## GIVEN RECORDS

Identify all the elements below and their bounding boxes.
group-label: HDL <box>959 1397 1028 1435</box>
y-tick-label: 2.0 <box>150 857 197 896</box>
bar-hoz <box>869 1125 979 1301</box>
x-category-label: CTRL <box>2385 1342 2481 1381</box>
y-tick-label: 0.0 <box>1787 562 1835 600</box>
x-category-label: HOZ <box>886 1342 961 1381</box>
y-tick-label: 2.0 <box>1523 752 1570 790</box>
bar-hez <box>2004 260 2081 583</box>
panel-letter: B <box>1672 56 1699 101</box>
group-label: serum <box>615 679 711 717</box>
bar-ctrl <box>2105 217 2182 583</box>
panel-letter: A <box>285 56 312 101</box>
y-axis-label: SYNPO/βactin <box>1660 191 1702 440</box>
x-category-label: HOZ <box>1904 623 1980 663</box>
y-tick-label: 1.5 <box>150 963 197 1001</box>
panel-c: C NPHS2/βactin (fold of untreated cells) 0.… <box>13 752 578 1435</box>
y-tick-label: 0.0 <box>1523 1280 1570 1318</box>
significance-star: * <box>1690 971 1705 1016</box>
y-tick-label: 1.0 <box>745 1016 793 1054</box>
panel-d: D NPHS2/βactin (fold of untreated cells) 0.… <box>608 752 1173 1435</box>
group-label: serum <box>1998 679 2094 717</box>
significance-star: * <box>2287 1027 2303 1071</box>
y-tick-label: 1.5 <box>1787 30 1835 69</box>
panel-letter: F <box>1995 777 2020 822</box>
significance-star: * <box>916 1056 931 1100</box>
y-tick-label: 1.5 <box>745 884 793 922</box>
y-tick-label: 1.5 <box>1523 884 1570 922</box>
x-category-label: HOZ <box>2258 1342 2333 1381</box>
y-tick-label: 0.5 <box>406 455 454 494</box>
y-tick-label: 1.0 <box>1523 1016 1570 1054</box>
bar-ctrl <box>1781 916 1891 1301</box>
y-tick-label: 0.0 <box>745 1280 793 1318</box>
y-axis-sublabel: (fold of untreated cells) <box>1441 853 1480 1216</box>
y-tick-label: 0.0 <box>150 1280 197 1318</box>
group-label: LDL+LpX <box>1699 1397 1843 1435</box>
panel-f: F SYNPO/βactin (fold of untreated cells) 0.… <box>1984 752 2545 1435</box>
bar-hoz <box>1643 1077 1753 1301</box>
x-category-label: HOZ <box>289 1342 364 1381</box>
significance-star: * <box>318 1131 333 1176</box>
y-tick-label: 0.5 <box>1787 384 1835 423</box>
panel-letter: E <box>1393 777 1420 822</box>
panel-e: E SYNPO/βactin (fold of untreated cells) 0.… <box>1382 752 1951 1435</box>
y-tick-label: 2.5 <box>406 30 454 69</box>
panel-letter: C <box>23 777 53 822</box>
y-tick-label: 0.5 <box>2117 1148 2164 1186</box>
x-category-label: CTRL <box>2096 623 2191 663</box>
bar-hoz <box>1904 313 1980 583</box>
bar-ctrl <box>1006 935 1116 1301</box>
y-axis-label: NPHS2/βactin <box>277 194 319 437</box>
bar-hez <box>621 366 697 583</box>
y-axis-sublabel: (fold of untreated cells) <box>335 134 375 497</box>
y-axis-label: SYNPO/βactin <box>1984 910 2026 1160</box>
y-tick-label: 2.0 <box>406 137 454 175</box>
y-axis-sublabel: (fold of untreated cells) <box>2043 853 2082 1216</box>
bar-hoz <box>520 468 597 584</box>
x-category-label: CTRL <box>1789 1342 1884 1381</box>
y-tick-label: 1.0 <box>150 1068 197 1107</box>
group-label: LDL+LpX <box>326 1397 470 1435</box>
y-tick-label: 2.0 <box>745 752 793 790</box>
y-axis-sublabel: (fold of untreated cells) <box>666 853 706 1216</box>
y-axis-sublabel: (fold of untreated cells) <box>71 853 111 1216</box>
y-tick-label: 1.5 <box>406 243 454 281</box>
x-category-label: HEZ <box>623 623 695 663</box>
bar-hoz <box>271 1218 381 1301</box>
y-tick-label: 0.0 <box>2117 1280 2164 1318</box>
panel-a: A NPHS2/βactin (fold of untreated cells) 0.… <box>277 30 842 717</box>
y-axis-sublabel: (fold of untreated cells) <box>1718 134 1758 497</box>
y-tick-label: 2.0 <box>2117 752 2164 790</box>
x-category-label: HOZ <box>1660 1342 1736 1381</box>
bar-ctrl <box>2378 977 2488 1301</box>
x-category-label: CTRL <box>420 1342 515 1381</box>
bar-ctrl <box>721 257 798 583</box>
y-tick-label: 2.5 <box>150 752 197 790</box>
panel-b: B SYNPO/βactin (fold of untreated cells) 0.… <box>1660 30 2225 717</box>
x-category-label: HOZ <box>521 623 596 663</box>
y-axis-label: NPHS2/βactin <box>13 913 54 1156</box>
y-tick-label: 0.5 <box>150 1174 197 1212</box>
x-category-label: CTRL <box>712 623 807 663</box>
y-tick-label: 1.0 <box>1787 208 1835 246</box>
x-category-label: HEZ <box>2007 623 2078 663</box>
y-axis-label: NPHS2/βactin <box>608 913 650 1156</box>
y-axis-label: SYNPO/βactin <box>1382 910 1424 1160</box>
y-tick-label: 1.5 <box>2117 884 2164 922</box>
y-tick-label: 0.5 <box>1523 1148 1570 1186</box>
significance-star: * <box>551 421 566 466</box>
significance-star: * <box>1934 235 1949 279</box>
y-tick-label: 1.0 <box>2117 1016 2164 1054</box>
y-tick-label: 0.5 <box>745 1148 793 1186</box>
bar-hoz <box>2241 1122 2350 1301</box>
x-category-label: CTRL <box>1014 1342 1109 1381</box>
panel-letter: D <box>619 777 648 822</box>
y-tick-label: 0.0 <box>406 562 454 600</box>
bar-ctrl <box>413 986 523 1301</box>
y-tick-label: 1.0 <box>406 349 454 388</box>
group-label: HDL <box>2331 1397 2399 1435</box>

## PROBLEM DESCRIPTION
Write the data from above out again, exactly.

## RESPONSE BELOW
Identify all the elements below and their bounding boxes.
group-label: HDL <box>959 1397 1028 1435</box>
y-tick-label: 2.0 <box>150 857 197 896</box>
bar-hoz <box>869 1125 979 1301</box>
x-category-label: CTRL <box>2385 1342 2481 1381</box>
y-tick-label: 0.0 <box>1787 562 1835 600</box>
x-category-label: HOZ <box>886 1342 961 1381</box>
y-tick-label: 2.0 <box>1523 752 1570 790</box>
bar-hez <box>2004 260 2081 583</box>
panel-letter: B <box>1672 56 1699 101</box>
group-label: serum <box>615 679 711 717</box>
bar-ctrl <box>2105 217 2182 583</box>
panel-letter: A <box>285 56 312 101</box>
y-axis-label: SYNPO/βactin <box>1660 191 1702 440</box>
x-category-label: HOZ <box>1904 623 1980 663</box>
y-tick-label: 1.5 <box>150 963 197 1001</box>
panel-c: C NPHS2/βactin (fold of untreated cells) 0.… <box>13 752 578 1435</box>
y-tick-label: 0.0 <box>1523 1280 1570 1318</box>
significance-star: * <box>1690 971 1705 1016</box>
y-tick-label: 1.0 <box>745 1016 793 1054</box>
panel-d: D NPHS2/βactin (fold of untreated cells) 0.… <box>608 752 1173 1435</box>
group-label: serum <box>1998 679 2094 717</box>
significance-star: * <box>2287 1027 2303 1071</box>
y-tick-label: 1.5 <box>1787 30 1835 69</box>
panel-letter: F <box>1995 777 2020 822</box>
significance-star: * <box>916 1056 931 1100</box>
y-tick-label: 1.5 <box>745 884 793 922</box>
y-tick-label: 1.5 <box>1523 884 1570 922</box>
x-category-label: HOZ <box>2258 1342 2333 1381</box>
y-tick-label: 0.5 <box>406 455 454 494</box>
y-tick-label: 1.0 <box>1523 1016 1570 1054</box>
bar-ctrl <box>1781 916 1891 1301</box>
y-tick-label: 0.0 <box>745 1280 793 1318</box>
y-axis-sublabel: (fold of untreated cells) <box>1441 853 1480 1216</box>
y-tick-label: 0.0 <box>150 1280 197 1318</box>
group-label: LDL+LpX <box>1699 1397 1843 1435</box>
panel-f: F SYNPO/βactin (fold of untreated cells) 0.… <box>1984 752 2545 1435</box>
bar-hoz <box>1643 1077 1753 1301</box>
x-category-label: HOZ <box>289 1342 364 1381</box>
significance-star: * <box>318 1131 333 1176</box>
y-tick-label: 0.5 <box>1787 384 1835 423</box>
panel-letter: E <box>1393 777 1420 822</box>
panel-e: E SYNPO/βactin (fold of untreated cells) 0.… <box>1382 752 1951 1435</box>
y-tick-label: 2.5 <box>406 30 454 69</box>
panel-letter: C <box>23 777 53 822</box>
y-tick-label: 0.5 <box>2117 1148 2164 1186</box>
x-category-label: CTRL <box>2096 623 2191 663</box>
bar-hoz <box>1904 313 1980 583</box>
bar-ctrl <box>1006 935 1116 1301</box>
y-axis-label: NPHS2/βactin <box>277 194 319 437</box>
bar-hez <box>621 366 697 583</box>
y-axis-sublabel: (fold of untreated cells) <box>335 134 375 497</box>
y-axis-label: SYNPO/βactin <box>1984 910 2026 1160</box>
y-tick-label: 2.0 <box>406 137 454 175</box>
y-axis-sublabel: (fold of untreated cells) <box>2043 853 2082 1216</box>
bar-hoz <box>520 468 597 584</box>
x-category-label: CTRL <box>1789 1342 1884 1381</box>
y-tick-label: 1.0 <box>150 1068 197 1107</box>
group-label: LDL+LpX <box>326 1397 470 1435</box>
y-tick-label: 2.0 <box>745 752 793 790</box>
y-axis-sublabel: (fold of untreated cells) <box>666 853 706 1216</box>
y-axis-sublabel: (fold of untreated cells) <box>71 853 111 1216</box>
y-tick-label: 1.5 <box>406 243 454 281</box>
x-category-label: HEZ <box>623 623 695 663</box>
bar-hoz <box>271 1218 381 1301</box>
y-tick-label: 0.0 <box>2117 1280 2164 1318</box>
panel-a: A NPHS2/βactin (fold of untreated cells) 0.… <box>277 30 842 717</box>
y-axis-sublabel: (fold of untreated cells) <box>1718 134 1758 497</box>
y-tick-label: 2.0 <box>2117 752 2164 790</box>
x-category-label: HOZ <box>1660 1342 1736 1381</box>
bar-ctrl <box>2378 977 2488 1301</box>
x-category-label: CTRL <box>420 1342 515 1381</box>
bar-ctrl <box>721 257 798 583</box>
y-tick-label: 2.5 <box>150 752 197 790</box>
panel-b: B SYNPO/βactin (fold of untreated cells) 0.… <box>1660 30 2225 717</box>
x-category-label: HOZ <box>521 623 596 663</box>
y-axis-label: NPHS2/βactin <box>13 913 54 1156</box>
y-tick-label: 0.5 <box>150 1174 197 1212</box>
x-category-label: CTRL <box>712 623 807 663</box>
y-tick-label: 1.0 <box>1787 208 1835 246</box>
x-category-label: HEZ <box>2007 623 2078 663</box>
y-axis-label: NPHS2/βactin <box>608 913 650 1156</box>
y-axis-label: SYNPO/βactin <box>1382 910 1424 1160</box>
y-tick-label: 1.5 <box>2117 884 2164 922</box>
y-tick-label: 0.5 <box>1523 1148 1570 1186</box>
significance-star: * <box>551 421 566 466</box>
significance-star: * <box>1934 235 1949 279</box>
y-tick-label: 1.0 <box>2117 1016 2164 1054</box>
y-tick-label: 0.5 <box>745 1148 793 1186</box>
bar-hoz <box>2241 1122 2350 1301</box>
x-category-label: CTRL <box>1014 1342 1109 1381</box>
panel-letter: D <box>619 777 648 822</box>
y-tick-label: 0.0 <box>406 562 454 600</box>
bar-ctrl <box>413 986 523 1301</box>
y-tick-label: 1.0 <box>406 349 454 388</box>
group-label: HDL <box>2331 1397 2399 1435</box>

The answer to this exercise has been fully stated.